>> Start
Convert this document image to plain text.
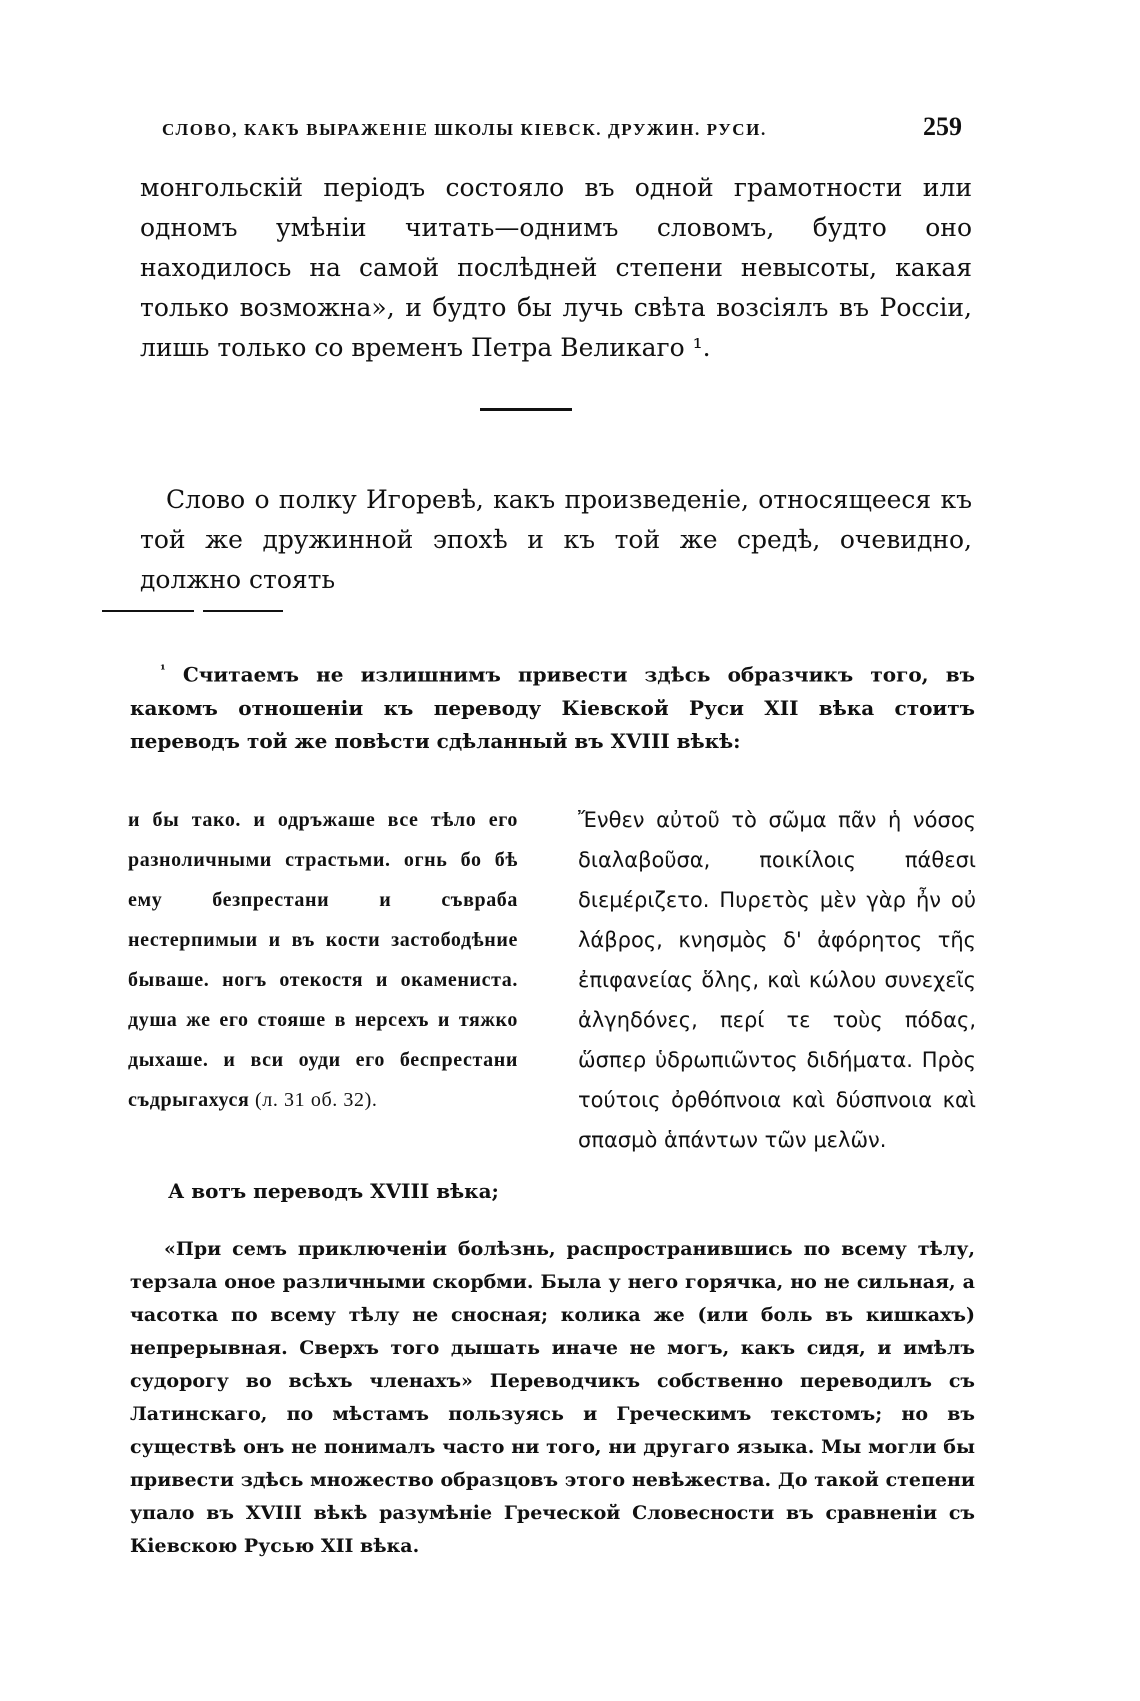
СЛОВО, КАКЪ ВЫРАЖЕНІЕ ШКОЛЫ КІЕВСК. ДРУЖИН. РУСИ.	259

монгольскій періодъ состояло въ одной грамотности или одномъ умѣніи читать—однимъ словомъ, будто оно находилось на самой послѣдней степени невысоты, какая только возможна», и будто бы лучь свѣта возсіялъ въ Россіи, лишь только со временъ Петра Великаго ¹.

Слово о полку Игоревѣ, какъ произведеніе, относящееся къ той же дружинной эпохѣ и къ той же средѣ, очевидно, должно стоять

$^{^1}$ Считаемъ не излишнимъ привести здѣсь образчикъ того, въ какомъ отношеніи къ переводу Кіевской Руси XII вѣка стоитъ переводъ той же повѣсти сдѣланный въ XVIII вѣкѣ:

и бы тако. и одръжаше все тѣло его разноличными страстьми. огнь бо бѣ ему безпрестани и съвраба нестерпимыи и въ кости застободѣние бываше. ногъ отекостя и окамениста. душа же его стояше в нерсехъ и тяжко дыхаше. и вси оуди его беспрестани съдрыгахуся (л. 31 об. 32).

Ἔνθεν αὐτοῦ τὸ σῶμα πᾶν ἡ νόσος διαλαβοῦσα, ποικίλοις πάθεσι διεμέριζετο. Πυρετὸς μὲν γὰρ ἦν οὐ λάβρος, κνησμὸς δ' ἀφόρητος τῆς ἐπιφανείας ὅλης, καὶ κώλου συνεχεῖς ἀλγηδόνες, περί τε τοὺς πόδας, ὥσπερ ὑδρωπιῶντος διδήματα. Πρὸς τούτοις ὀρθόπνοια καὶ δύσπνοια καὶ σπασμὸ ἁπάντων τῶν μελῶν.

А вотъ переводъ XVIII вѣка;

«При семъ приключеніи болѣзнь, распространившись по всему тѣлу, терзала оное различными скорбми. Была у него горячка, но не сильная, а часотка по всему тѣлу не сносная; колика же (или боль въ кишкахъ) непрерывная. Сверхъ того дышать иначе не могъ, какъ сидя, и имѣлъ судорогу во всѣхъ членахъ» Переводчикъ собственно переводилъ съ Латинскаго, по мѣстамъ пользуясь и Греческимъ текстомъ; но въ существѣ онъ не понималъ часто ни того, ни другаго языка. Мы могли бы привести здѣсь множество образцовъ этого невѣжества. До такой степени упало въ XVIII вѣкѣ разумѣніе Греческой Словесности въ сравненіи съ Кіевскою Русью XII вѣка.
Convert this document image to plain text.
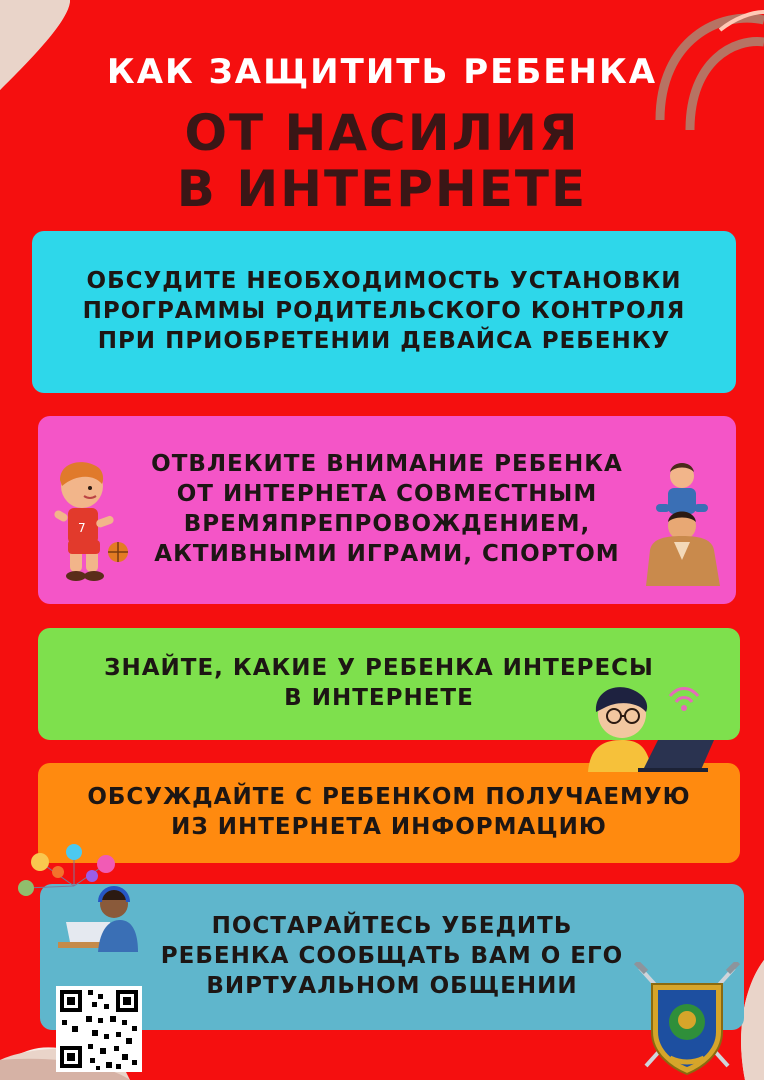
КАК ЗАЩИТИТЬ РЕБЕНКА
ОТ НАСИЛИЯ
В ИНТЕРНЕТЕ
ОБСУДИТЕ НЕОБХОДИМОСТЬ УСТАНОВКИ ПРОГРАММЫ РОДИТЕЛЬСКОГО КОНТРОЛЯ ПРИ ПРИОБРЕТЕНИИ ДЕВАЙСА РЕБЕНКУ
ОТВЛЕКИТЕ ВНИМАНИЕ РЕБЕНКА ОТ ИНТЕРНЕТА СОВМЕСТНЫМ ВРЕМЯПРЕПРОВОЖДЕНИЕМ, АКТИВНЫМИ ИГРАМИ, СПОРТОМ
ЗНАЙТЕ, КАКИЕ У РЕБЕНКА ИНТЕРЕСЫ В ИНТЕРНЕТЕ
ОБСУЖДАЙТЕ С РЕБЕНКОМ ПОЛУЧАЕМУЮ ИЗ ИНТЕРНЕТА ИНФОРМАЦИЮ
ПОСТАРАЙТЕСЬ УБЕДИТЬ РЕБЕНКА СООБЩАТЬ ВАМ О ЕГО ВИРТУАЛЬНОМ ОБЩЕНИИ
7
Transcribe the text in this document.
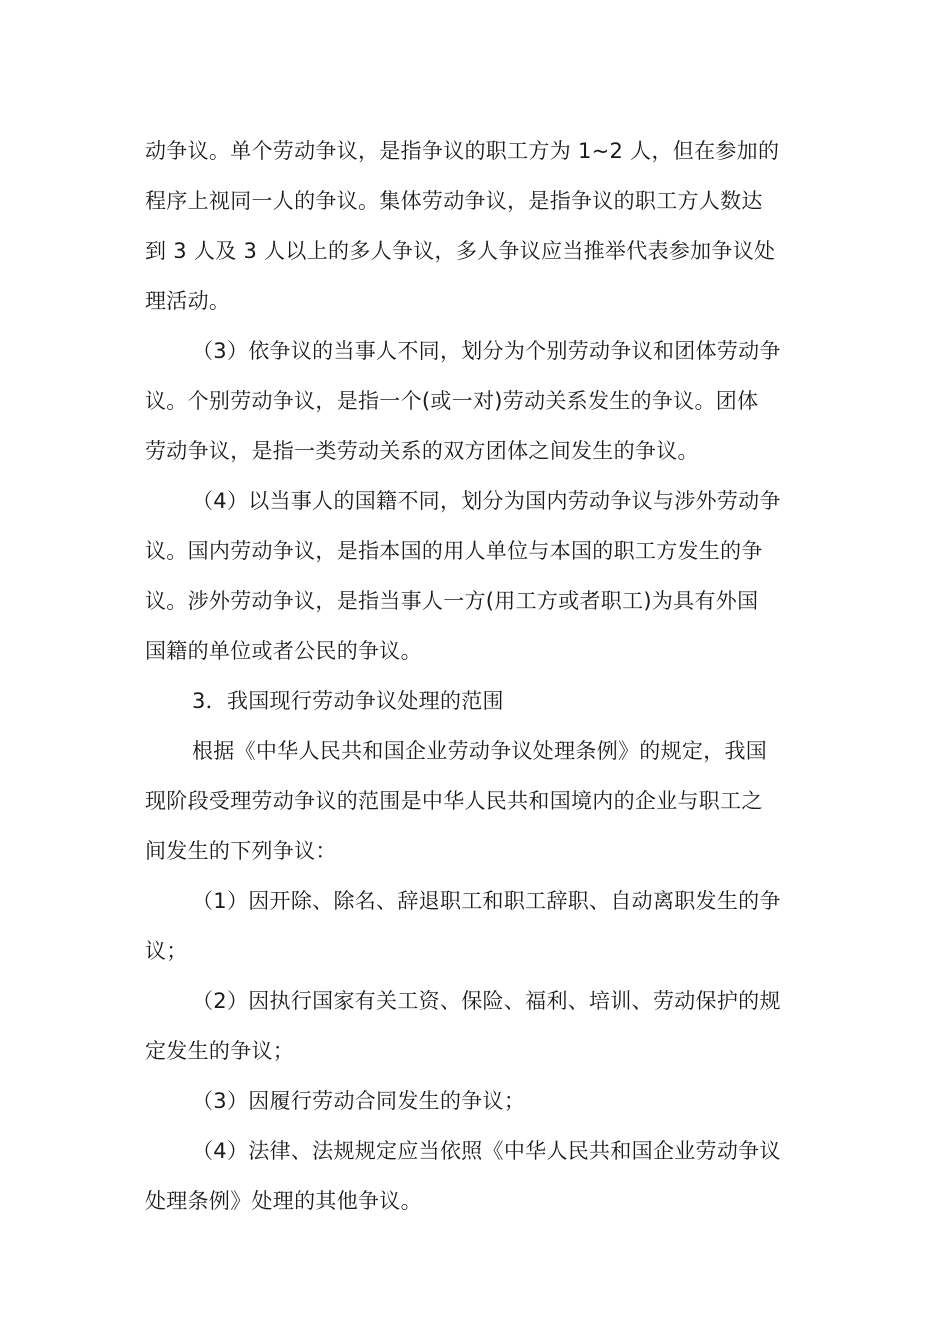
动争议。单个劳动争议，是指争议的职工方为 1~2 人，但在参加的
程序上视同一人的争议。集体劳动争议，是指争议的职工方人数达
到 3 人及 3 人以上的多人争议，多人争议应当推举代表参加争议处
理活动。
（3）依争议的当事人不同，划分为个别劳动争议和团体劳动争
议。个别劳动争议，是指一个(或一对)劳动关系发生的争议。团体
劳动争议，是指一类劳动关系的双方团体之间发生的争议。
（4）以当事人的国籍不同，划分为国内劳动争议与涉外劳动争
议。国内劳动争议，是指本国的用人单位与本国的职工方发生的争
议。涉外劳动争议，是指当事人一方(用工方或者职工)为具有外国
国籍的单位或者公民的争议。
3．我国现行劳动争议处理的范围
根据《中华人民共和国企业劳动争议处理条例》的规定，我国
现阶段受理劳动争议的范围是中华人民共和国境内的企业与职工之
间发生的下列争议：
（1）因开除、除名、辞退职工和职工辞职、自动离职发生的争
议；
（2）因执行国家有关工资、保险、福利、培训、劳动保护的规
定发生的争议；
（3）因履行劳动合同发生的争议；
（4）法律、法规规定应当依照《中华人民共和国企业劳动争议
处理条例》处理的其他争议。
>> End
• _What you need to do_:
Omit every image. Quote each record exactly.

• _Complete response_:
Convert this document image to plain text.
СЛОВО, КАКЪ ВЫРАЖЕНІЕ ШКОЛЫ КІЕВСК. ДРУЖИН. РУСИ.	259

монгольскій періодъ состояло въ одной грамотности или одномъ умѣніи читать—однимъ словомъ, будто оно находилось на самой послѣдней степени невысоты, какая только возможна», и будто бы лучь свѣта возсіялъ въ Россіи, лишь только со временъ Петра Великаго ¹.

Слово о полку Игоревѣ, какъ произведеніе, относящееся къ той же дружинной эпохѣ и къ той же средѣ, очевидно, должно стоять

$^{^1}$ Считаемъ не излишнимъ привести здѣсь образчикъ того, въ какомъ отношеніи къ переводу Кіевской Руси XII вѣка стоитъ переводъ той же повѣсти сдѣланный въ XVIII вѣкѣ:

и бы тако. и одръжаше все тѣло его разноличными страстьми. огнь бо бѣ ему безпрестани и съвраба нестерпимыи и въ кости застободѣние бываше. ногъ отекостя и окамениста. душа же его стояше в нерсехъ и тяжко дыхаше. и вси оуди его беспрестани съдрыгахуся (л. 31 об. 32).

Ἔνθεν αὐτοῦ τὸ σῶμα πᾶν ἡ νόσος διαλαβοῦσα, ποικίλοις πάθεσι διεμέριζετο. Πυρετὸς μὲν γὰρ ἦν οὐ λάβρος, κνησμὸς δ' ἀφόρητος τῆς ἐπιφανείας ὅλης, καὶ κώλου συνεχεῖς ἀλγηδόνες, περί τε τοὺς πόδας, ὥσπερ ὑδρωπιῶντος διδήματα. Πρὸς τούτοις ὀρθόπνοια καὶ δύσπνοια καὶ σπασμὸ ἁπάντων τῶν μελῶν.

А вотъ переводъ XVIII вѣка;

«При семъ приключеніи болѣзнь, распространившись по всему тѣлу, терзала оное различными скорбми. Была у него горячка, но не сильная, а часотка по всему тѣлу не сносная; колика же (или боль въ кишкахъ) непрерывная. Сверхъ того дышать иначе не могъ, какъ сидя, и имѣлъ судорогу во всѣхъ членахъ» Переводчикъ собственно переводилъ съ Латинскаго, по мѣстамъ пользуясь и Греческимъ текстомъ; но въ существѣ онъ не понималъ часто ни того, ни другаго языка. Мы могли бы привести здѣсь множество образцовъ этого невѣжества. До такой степени упало въ XVIII вѣкѣ разумѣніе Греческой Словесности въ сравненіи съ Кіевскою Русью XII вѣка.
Convert this document image to plain text.
КАК ЗАЩИТИТЬ РЕБЕНКА
ОТ НАСИЛИЯ
В ИНТЕРНЕТЕ
ОБСУДИТЕ НЕОБХОДИМОСТЬ УСТАНОВКИ ПРОГРАММЫ РОДИТЕЛЬСКОГО КОНТРОЛЯ ПРИ ПРИОБРЕТЕНИИ ДЕВАЙСА РЕБЕНКУ
ОТВЛЕКИТЕ ВНИМАНИЕ РЕБЕНКА ОТ ИНТЕРНЕТА СОВМЕСТНЫМ ВРЕМЯПРЕПРОВОЖДЕНИЕМ, АКТИВНЫМИ ИГРАМИ, СПОРТОМ
ЗНАЙТЕ, КАКИЕ У РЕБЕНКА ИНТЕРЕСЫ В ИНТЕРНЕТЕ
ОБСУЖДАЙТЕ С РЕБЕНКОМ ПОЛУЧАЕМУЮ ИЗ ИНТЕРНЕТА ИНФОРМАЦИЮ
ПОСТАРАЙТЕСЬ УБЕДИТЬ РЕБЕНКА СООБЩАТЬ ВАМ О ЕГО ВИРТУАЛЬНОМ ОБЩЕНИИ
7
Transcribe the text in this document.
动争议。单个劳动争议，是指争议的职工方为 1~2 人，但在参加的
程序上视同一人的争议。集体劳动争议，是指争议的职工方人数达
到 3 人及 3 人以上的多人争议，多人争议应当推举代表参加争议处
理活动。
（3）依争议的当事人不同，划分为个别劳动争议和团体劳动争
议。个别劳动争议，是指一个(或一对)劳动关系发生的争议。团体
劳动争议，是指一类劳动关系的双方团体之间发生的争议。
（4）以当事人的国籍不同，划分为国内劳动争议与涉外劳动争
议。国内劳动争议，是指本国的用人单位与本国的职工方发生的争
议。涉外劳动争议，是指当事人一方(用工方或者职工)为具有外国
国籍的单位或者公民的争议。
3．我国现行劳动争议处理的范围
根据《中华人民共和国企业劳动争议处理条例》的规定，我国
现阶段受理劳动争议的范围是中华人民共和国境内的企业与职工之
间发生的下列争议：
（1）因开除、除名、辞退职工和职工辞职、自动离职发生的争
议；
（2）因执行国家有关工资、保险、福利、培训、劳动保护的规
定发生的争议；
（3）因履行劳动合同发生的争议；
（4）法律、法规规定应当依照《中华人民共和国企业劳动争议
处理条例》处理的其他争议。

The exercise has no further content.